§ **Lines of data**
◇ ◇ ◇ ◇

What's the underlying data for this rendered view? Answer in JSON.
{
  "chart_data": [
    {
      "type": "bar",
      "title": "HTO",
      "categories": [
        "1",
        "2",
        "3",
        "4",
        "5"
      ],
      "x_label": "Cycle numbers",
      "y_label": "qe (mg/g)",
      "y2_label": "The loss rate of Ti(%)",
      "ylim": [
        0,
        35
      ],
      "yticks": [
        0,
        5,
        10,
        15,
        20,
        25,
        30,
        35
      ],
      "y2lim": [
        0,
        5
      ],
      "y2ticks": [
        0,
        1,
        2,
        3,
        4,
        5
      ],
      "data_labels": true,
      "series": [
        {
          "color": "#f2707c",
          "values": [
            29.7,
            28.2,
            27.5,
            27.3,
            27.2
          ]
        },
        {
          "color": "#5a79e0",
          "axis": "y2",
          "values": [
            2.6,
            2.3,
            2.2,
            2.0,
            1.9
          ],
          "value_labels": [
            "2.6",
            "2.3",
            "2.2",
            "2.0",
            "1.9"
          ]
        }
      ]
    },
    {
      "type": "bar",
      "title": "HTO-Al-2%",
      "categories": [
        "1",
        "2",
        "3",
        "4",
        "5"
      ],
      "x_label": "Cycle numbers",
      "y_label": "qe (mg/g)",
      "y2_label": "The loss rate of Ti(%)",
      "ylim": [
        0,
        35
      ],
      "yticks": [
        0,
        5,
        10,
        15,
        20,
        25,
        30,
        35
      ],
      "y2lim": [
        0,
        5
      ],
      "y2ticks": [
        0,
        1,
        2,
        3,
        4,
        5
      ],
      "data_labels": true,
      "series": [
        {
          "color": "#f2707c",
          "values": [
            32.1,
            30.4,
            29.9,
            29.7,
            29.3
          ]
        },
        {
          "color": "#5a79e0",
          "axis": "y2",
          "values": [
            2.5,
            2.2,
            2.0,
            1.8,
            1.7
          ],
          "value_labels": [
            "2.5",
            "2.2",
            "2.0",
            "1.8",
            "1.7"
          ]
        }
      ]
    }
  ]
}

◇ ◇ ◇ ◇

§ **Problem details**
Output the full listing without altering anything.

§ **Output for this task**
What's the underlying data for this rendered view? Answer in JSON.
{
  "chart_data": [
    {
      "type": "bar",
      "title": "HTO",
      "categories": [
        "1",
        "2",
        "3",
        "4",
        "5"
      ],
      "x_label": "Cycle numbers",
      "y_label": "qe (mg/g)",
      "y2_label": "The loss rate of Ti(%)",
      "ylim": [
        0,
        35
      ],
      "yticks": [
        0,
        5,
        10,
        15,
        20,
        25,
        30,
        35
      ],
      "y2lim": [
        0,
        5
      ],
      "y2ticks": [
        0,
        1,
        2,
        3,
        4,
        5
      ],
      "data_labels": true,
      "series": [
        {
          "color": "#f2707c",
          "values": [
            29.7,
            28.2,
            27.5,
            27.3,
            27.2
          ]
        },
        {
          "color": "#5a79e0",
          "axis": "y2",
          "values": [
            2.6,
            2.3,
            2.2,
            2.0,
            1.9
          ],
          "value_labels": [
            "2.6",
            "2.3",
            "2.2",
            "2.0",
            "1.9"
          ]
        }
      ]
    },
    {
      "type": "bar",
      "title": "HTO-Al-2%",
      "categories": [
        "1",
        "2",
        "3",
        "4",
        "5"
      ],
      "x_label": "Cycle numbers",
      "y_label": "qe (mg/g)",
      "y2_label": "The loss rate of Ti(%)",
      "ylim": [
        0,
        35
      ],
      "yticks": [
        0,
        5,
        10,
        15,
        20,
        25,
        30,
        35
      ],
      "y2lim": [
        0,
        5
      ],
      "y2ticks": [
        0,
        1,
        2,
        3,
        4,
        5
      ],
      "data_labels": true,
      "series": [
        {
          "color": "#f2707c",
          "values": [
            32.1,
            30.4,
            29.9,
            29.7,
            29.3
          ]
        },
        {
          "color": "#5a79e0",
          "axis": "y2",
          "values": [
            2.5,
            2.2,
            2.0,
            1.8,
            1.7
          ],
          "value_labels": [
            "2.5",
            "2.2",
            "2.0",
            "1.8",
            "1.7"
          ]
        }
      ]
    }
  ]
}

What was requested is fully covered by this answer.